Data extract:

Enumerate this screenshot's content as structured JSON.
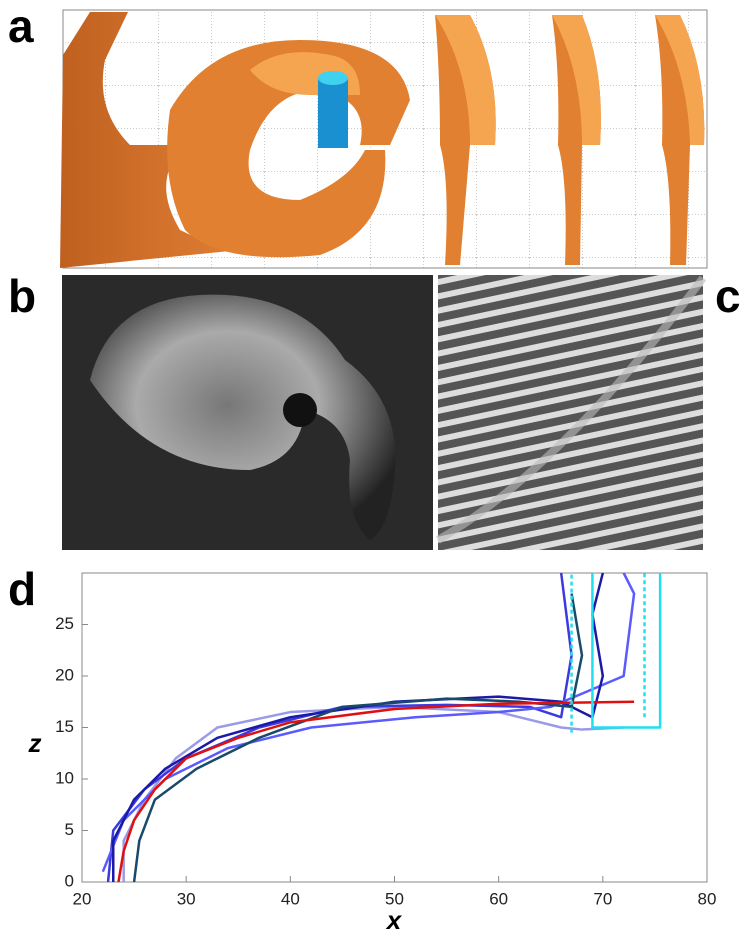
{
  "panel_labels": [
    "a",
    "b",
    "c",
    "d"
  ],
  "chart_data": {
    "type": "line",
    "xlabel": "x",
    "ylabel": "z",
    "xlim": [
      20,
      80
    ],
    "ylim": [
      0,
      30
    ],
    "xticks": [
      20,
      30,
      40,
      50,
      60,
      70,
      80
    ],
    "yticks": [
      0,
      5,
      10,
      15,
      20,
      25
    ],
    "grid": false,
    "series": [
      {
        "color": "#9a9ae8",
        "dash": false,
        "x": [
          24,
          24,
          26,
          29,
          33,
          40,
          50,
          60,
          66,
          68,
          72
        ],
        "values": [
          0,
          4,
          8,
          12,
          15,
          16.5,
          17,
          16.5,
          15,
          14.8,
          15
        ]
      },
      {
        "color": "#3a3ae0",
        "dash": false,
        "x": [
          22.5,
          23,
          26,
          30,
          37,
          45,
          55,
          63,
          66,
          67,
          66
        ],
        "values": [
          0,
          5,
          9,
          12,
          15,
          17,
          17.2,
          17,
          16,
          22,
          30
        ]
      },
      {
        "color": "#5a5aff",
        "dash": false,
        "x": [
          22,
          24,
          28,
          34,
          42,
          52,
          60,
          65,
          72,
          73,
          72
        ],
        "values": [
          1,
          6,
          10,
          13,
          15,
          16,
          16.5,
          17,
          20,
          28,
          30
        ]
      },
      {
        "color": "#1a1aa6",
        "dash": false,
        "x": [
          23,
          23,
          25,
          28,
          33,
          40,
          50,
          60,
          66,
          69,
          70,
          69,
          70
        ],
        "values": [
          0,
          4,
          8,
          11,
          14,
          16,
          17.5,
          18,
          17.5,
          16,
          20,
          26,
          30
        ]
      },
      {
        "color": "#1a4a6a",
        "dash": false,
        "x": [
          25,
          25.5,
          27,
          31,
          37,
          45,
          55,
          62,
          67,
          68,
          67
        ],
        "values": [
          0,
          4,
          8,
          11,
          14,
          17,
          17.8,
          17.5,
          17,
          22,
          28
        ]
      },
      {
        "color": "#e01010",
        "dash": false,
        "x": [
          23.5,
          24,
          25,
          27,
          30,
          35,
          40,
          50,
          60,
          73
        ],
        "values": [
          0,
          3,
          6,
          9,
          12,
          14,
          15.5,
          16.8,
          17.3,
          17.5
        ]
      },
      {
        "color": "#20e0f0",
        "dash": false,
        "x": [
          69,
          69,
          75.5,
          75.5
        ],
        "values": [
          30,
          15,
          15,
          30
        ]
      },
      {
        "color": "#20e0f0",
        "dash": true,
        "x": [
          67,
          67
        ],
        "values": [
          14.5,
          30
        ]
      },
      {
        "color": "#20e0f0",
        "dash": true,
        "x": [
          74,
          74
        ],
        "values": [
          16,
          30
        ]
      }
    ]
  }
}
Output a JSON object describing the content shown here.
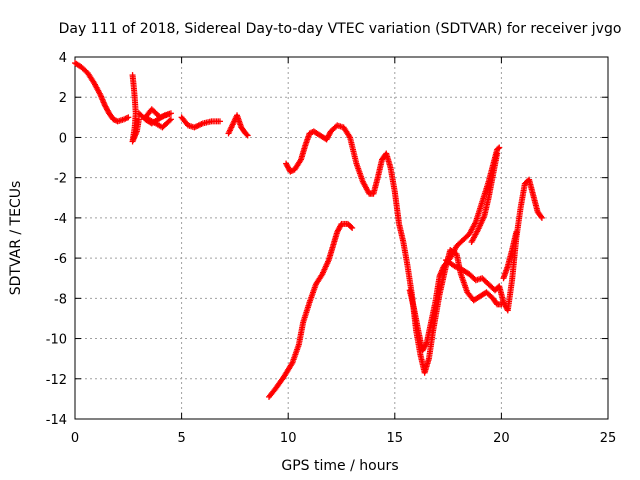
{
  "chart_data": {
    "type": "scatter",
    "title": "Day 111 of 2018, Sidereal Day-to-day VTEC variation (SDTVAR) for receiver jvgo",
    "xlabel": "GPS time / hours",
    "ylabel": "SDTVAR / TECUs",
    "xlim": [
      0,
      25
    ],
    "ylim": [
      -14,
      4
    ],
    "x_ticks": [
      "0",
      "5",
      "10",
      "15",
      "20",
      "25"
    ],
    "y_ticks": [
      "4",
      "2",
      "0",
      "-2",
      "-4",
      "-6",
      "-8",
      "-10",
      "-12",
      "-14"
    ],
    "grid": true,
    "marker": "plus",
    "color": "#ff0000",
    "series": [
      {
        "segments": [
          [
            [
              0.0,
              3.7
            ],
            [
              0.3,
              3.5
            ],
            [
              0.6,
              3.2
            ],
            [
              0.9,
              2.7
            ],
            [
              1.2,
              2.1
            ],
            [
              1.4,
              1.6
            ],
            [
              1.6,
              1.2
            ],
            [
              1.8,
              0.9
            ],
            [
              2.0,
              0.8
            ],
            [
              2.3,
              0.9
            ],
            [
              2.5,
              1.0
            ]
          ],
          [
            [
              2.7,
              3.1
            ],
            [
              2.75,
              2.6
            ],
            [
              2.8,
              2.0
            ],
            [
              2.85,
              1.2
            ],
            [
              2.8,
              0.5
            ],
            [
              2.7,
              -0.2
            ],
            [
              2.9,
              0.3
            ],
            [
              3.0,
              0.9
            ]
          ],
          [
            [
              3.0,
              1.2
            ],
            [
              3.3,
              0.9
            ],
            [
              3.6,
              0.7
            ],
            [
              3.9,
              0.9
            ],
            [
              4.2,
              1.1
            ],
            [
              4.5,
              1.2
            ],
            [
              4.0,
              1.0
            ],
            [
              3.6,
              1.4
            ],
            [
              3.3,
              1.0
            ],
            [
              4.1,
              0.5
            ],
            [
              4.5,
              0.9
            ]
          ],
          [
            [
              5.0,
              1.0
            ],
            [
              5.3,
              0.6
            ],
            [
              5.6,
              0.5
            ],
            [
              6.0,
              0.7
            ],
            [
              6.4,
              0.8
            ],
            [
              6.8,
              0.8
            ]
          ],
          [
            [
              7.2,
              0.2
            ],
            [
              7.6,
              1.1
            ],
            [
              7.8,
              0.5
            ],
            [
              8.0,
              0.2
            ],
            [
              8.1,
              0.1
            ]
          ],
          [
            [
              9.1,
              -12.9
            ],
            [
              9.4,
              -12.5
            ],
            [
              9.8,
              -11.9
            ],
            [
              10.2,
              -11.2
            ],
            [
              10.5,
              -10.3
            ],
            [
              10.7,
              -9.2
            ],
            [
              11.0,
              -8.2
            ],
            [
              11.3,
              -7.3
            ],
            [
              11.6,
              -6.8
            ],
            [
              11.9,
              -6.1
            ],
            [
              12.1,
              -5.4
            ],
            [
              12.3,
              -4.7
            ],
            [
              12.5,
              -4.3
            ],
            [
              12.8,
              -4.3
            ],
            [
              13.0,
              -4.5
            ]
          ],
          [
            [
              9.9,
              -1.3
            ],
            [
              10.1,
              -1.7
            ],
            [
              10.3,
              -1.6
            ],
            [
              10.6,
              -1.1
            ],
            [
              10.8,
              -0.4
            ],
            [
              11.0,
              0.2
            ],
            [
              11.2,
              0.3
            ],
            [
              11.5,
              0.1
            ],
            [
              11.8,
              -0.1
            ],
            [
              12.0,
              0.3
            ],
            [
              12.3,
              0.6
            ],
            [
              12.6,
              0.5
            ],
            [
              12.9,
              0.0
            ],
            [
              13.2,
              -1.3
            ],
            [
              13.5,
              -2.2
            ],
            [
              13.8,
              -2.8
            ],
            [
              14.0,
              -2.8
            ],
            [
              14.2,
              -2.0
            ],
            [
              14.4,
              -1.1
            ],
            [
              14.6,
              -0.8
            ],
            [
              14.8,
              -1.5
            ],
            [
              15.0,
              -2.7
            ],
            [
              15.2,
              -4.3
            ],
            [
              15.4,
              -5.2
            ],
            [
              15.6,
              -6.4
            ],
            [
              15.8,
              -7.8
            ],
            [
              16.0,
              -9.6
            ],
            [
              16.2,
              -10.8
            ],
            [
              16.4,
              -11.7
            ],
            [
              16.6,
              -11.0
            ],
            [
              16.8,
              -9.6
            ],
            [
              17.1,
              -7.8
            ],
            [
              17.4,
              -6.4
            ],
            [
              17.6,
              -5.6
            ],
            [
              17.9,
              -5.8
            ],
            [
              18.1,
              -6.8
            ],
            [
              18.4,
              -7.7
            ],
            [
              18.7,
              -8.1
            ],
            [
              19.0,
              -7.9
            ],
            [
              19.3,
              -7.7
            ],
            [
              19.6,
              -8.0
            ],
            [
              19.8,
              -8.3
            ],
            [
              20.0,
              -8.3
            ]
          ],
          [
            [
              15.7,
              -7.6
            ],
            [
              15.9,
              -8.5
            ],
            [
              16.1,
              -9.6
            ],
            [
              16.3,
              -10.6
            ],
            [
              16.5,
              -10.2
            ],
            [
              16.7,
              -9.2
            ],
            [
              16.9,
              -8.2
            ],
            [
              17.1,
              -6.9
            ],
            [
              17.3,
              -6.4
            ],
            [
              17.6,
              -6.0
            ],
            [
              17.9,
              -5.4
            ],
            [
              18.2,
              -5.1
            ],
            [
              18.5,
              -4.8
            ],
            [
              18.8,
              -4.2
            ],
            [
              19.1,
              -3.2
            ],
            [
              19.4,
              -2.2
            ],
            [
              19.6,
              -1.4
            ],
            [
              19.8,
              -0.6
            ],
            [
              19.9,
              -0.5
            ]
          ],
          [
            [
              17.4,
              -6.1
            ],
            [
              17.8,
              -6.4
            ],
            [
              18.2,
              -6.6
            ],
            [
              18.5,
              -6.8
            ],
            [
              18.8,
              -7.1
            ],
            [
              19.1,
              -7.0
            ],
            [
              19.4,
              -7.3
            ],
            [
              19.7,
              -7.6
            ],
            [
              19.9,
              -7.4
            ],
            [
              20.1,
              -8.2
            ],
            [
              20.3,
              -8.6
            ],
            [
              20.5,
              -7.1
            ],
            [
              20.7,
              -5.0
            ],
            [
              20.9,
              -3.5
            ],
            [
              21.1,
              -2.3
            ],
            [
              21.3,
              -2.1
            ],
            [
              21.5,
              -2.9
            ],
            [
              21.7,
              -3.7
            ],
            [
              21.9,
              -4.0
            ]
          ],
          [
            [
              18.6,
              -5.2
            ],
            [
              18.9,
              -4.6
            ],
            [
              19.2,
              -3.9
            ],
            [
              19.4,
              -3.0
            ],
            [
              19.6,
              -1.9
            ],
            [
              19.8,
              -0.8
            ]
          ],
          [
            [
              20.1,
              -7.0
            ],
            [
              20.3,
              -6.4
            ],
            [
              20.5,
              -5.6
            ],
            [
              20.7,
              -4.7
            ]
          ]
        ]
      }
    ]
  }
}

What to produce: Copy all lines from the material that hold "content".

Task response:
Enumerate this screenshot's content as structured JSON.
Output a JSON object describing the content shown here.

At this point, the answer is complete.